▸ Trecho citado
▼▼▼
07 de julho de 2026
Geral

Cesp

Nélson Gonçalves
| Tempo de leitura: 4 min

Ação do MP contesta venda da Cesp

Ação do MP contesta venda da Cesp

Texto: Nélson Gonçalves

MP Federal de Bauru vai entrar com ação principal contra os critérios utilizados para a venda, ontem, da Paranapanema

A venda da Cesp Paranapanema através de leilão, ontem, por R$ 1,239 bilhão, vai ser discutida na Justiça Federal. O promotor federal de Bauru, Rodrigo Valdez de Oliveira, que já tem mandado de segurança protocolado no Judiciário contra os critérios utilizados para a privatização, confirma que vai entrar com ação principal. O representante do MP Federal havia obtido liminar que impedia a realização do leilão, na 10ª Vara Cível da Justiça Federal de São Paulo, por Marli Barbosa da Silva. Entretanto, a liminar foi derrubada pelo desembargador Mairan Maia Júnior, que acolheu recurso da Cesp. O leilão acabou se concretizando, ontem, com a venda da Paranapanema com ágio de 90,21% para a empresa Duke Energy, uma das maiores distribuidoras de energia elétrica dos EUA.
▲▲▲
▸ Tarefas solicitadas
[a] Reescreva em forma de lista, com os fatos principais, o parágrafo da notícia que começa com "A venda da Cesp Paranapanema através de leilão".
[b] Transcreva sem alterações o trecho da notícia que começa nas palavras "A venda da Cesp Paranapanema" e vai até as palavras "elétrica dos EUA.", inclusive.
[c] Liste todas as pessoas cujo nome aparece na notícia.

▸ Entradas armazenadas
▼▼▼
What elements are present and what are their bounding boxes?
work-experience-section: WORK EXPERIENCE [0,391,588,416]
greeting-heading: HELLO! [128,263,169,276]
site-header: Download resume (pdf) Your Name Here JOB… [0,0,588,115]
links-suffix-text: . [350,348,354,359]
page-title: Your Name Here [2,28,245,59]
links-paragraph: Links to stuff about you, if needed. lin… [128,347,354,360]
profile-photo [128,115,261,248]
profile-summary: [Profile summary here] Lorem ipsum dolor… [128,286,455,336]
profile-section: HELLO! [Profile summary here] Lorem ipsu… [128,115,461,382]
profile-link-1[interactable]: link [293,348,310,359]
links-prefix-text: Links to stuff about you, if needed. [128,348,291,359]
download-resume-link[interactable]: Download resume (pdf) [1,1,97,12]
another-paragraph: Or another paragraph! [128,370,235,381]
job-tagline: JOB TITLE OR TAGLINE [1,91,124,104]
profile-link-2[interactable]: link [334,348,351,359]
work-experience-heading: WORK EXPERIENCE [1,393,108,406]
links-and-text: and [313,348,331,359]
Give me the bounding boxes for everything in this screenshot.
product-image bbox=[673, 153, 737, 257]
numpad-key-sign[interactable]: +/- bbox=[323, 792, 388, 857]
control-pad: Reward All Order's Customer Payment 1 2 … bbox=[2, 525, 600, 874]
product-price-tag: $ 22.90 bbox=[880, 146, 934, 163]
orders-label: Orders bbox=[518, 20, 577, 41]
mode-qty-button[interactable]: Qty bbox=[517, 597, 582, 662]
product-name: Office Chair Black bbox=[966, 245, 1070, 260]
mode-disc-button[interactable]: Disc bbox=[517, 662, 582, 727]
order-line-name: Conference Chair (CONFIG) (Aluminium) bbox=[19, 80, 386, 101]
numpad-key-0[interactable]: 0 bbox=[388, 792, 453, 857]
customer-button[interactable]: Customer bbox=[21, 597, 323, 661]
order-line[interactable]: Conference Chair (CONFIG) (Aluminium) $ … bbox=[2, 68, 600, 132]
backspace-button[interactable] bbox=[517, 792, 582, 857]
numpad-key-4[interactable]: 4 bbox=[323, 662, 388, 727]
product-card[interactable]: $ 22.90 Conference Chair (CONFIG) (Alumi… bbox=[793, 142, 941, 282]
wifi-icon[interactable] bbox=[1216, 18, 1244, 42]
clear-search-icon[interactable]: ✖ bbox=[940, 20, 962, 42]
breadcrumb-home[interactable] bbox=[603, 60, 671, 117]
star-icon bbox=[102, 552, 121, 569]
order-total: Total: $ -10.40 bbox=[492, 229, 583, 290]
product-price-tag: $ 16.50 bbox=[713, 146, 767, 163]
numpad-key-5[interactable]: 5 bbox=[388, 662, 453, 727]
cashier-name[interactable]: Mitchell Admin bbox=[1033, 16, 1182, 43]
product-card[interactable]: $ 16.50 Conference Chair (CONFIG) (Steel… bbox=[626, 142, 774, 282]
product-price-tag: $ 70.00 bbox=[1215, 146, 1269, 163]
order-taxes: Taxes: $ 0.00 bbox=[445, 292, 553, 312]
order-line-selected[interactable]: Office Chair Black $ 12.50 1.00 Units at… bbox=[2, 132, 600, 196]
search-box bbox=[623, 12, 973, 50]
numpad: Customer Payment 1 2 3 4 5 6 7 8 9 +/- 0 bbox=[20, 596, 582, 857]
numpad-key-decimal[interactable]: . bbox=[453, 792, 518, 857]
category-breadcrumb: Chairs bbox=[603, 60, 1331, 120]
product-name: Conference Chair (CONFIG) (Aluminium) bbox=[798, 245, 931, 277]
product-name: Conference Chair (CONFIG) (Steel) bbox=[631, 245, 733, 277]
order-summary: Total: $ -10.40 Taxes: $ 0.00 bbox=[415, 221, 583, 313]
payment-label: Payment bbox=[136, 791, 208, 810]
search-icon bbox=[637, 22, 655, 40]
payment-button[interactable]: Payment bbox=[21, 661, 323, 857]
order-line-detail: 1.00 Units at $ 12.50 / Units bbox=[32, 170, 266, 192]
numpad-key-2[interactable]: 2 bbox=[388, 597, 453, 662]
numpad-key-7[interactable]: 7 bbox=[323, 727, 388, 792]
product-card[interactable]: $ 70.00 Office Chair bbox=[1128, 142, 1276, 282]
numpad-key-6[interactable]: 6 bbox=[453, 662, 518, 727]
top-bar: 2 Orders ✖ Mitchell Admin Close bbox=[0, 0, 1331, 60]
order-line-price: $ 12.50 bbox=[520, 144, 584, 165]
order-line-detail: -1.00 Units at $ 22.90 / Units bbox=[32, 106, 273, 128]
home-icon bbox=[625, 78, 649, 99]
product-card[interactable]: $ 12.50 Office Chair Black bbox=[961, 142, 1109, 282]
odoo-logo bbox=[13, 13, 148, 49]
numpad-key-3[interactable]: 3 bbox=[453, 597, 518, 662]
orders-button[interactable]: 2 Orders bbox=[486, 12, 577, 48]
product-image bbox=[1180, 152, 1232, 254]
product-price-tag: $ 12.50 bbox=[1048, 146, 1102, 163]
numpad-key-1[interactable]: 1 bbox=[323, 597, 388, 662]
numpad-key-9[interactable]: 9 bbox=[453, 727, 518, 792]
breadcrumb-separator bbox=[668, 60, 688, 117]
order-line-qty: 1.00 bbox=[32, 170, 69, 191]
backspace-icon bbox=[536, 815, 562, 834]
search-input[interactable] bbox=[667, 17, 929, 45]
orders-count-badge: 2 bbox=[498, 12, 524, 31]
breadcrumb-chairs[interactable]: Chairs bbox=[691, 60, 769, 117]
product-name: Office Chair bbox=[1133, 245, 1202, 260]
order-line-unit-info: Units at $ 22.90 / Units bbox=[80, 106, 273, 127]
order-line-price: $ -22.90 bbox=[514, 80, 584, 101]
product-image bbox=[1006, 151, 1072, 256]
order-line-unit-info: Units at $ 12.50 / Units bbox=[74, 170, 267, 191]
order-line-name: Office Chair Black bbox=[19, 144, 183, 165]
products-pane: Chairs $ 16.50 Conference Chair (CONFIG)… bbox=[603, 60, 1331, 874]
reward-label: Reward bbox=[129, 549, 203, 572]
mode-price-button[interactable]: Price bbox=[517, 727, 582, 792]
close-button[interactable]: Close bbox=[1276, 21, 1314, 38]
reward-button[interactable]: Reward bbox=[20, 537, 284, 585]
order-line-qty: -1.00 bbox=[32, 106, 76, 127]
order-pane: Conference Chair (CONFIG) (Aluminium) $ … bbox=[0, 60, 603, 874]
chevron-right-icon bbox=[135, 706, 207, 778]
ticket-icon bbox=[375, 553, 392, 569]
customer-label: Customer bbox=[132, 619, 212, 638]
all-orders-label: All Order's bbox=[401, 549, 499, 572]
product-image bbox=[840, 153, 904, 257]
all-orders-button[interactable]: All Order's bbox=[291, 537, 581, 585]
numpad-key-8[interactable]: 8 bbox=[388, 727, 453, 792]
▲▲▲
▸ Exercício resolvido
[a]
- A Cesp Paranapanema foi vendida em leilão, ontem, por R$ 1,239 bilhão, com ágio de 90,21%, para a Duke Energy, uma das maiores distribuidoras de energia elétrica dos EUA.
- A venda vai ser discutida na Justiça Federal.
- O promotor federal de Bauru, Rodrigo Valdez de Oliveira, já protocolou mandado de segurança contra os critérios da privatização e confirma que vai entrar com ação principal.
- Ele havia obtido liminar que impedia o leilão na 10ª Vara Cível da Justiça Federal de São Paulo.
- O desembargador Mairan Maia Júnior derrubou a liminar ao acolher recurso da Cesp.

[b]
A venda da Cesp Paranapanema através de leilão, ontem, por R$ 1,239 bilhão, vai ser discutida na Justiça Federal. O promotor federal de Bauru, Rodrigo Valdez de Oliveira, que já tem mandado de segurança protocolado no Judiciário contra os critérios utilizados para a privatização, confirma que vai entrar com ação principal. O representante do MP Federal havia obtido liminar que impedia a realização do leilão, na 10ª Vara Cível da Justiça Federal de São Paulo, por Marli Barbosa da Silva. Entretanto, a liminar foi derrubada pelo desembargador Mairan Maia Júnior, que acolheu recurso da Cesp. O leilão acabou se concretizando, ontem, com a venda da Paranapanema com ágio de 90,21% para a empresa Duke Energy, uma das maiores distribuidoras de energia elétrica dos EUA.

[c]
- Nélson Gonçalves
- Rodrigo Valdez de Oliveira
- Marli Barbosa da Silva
- Mairan Maia Júnior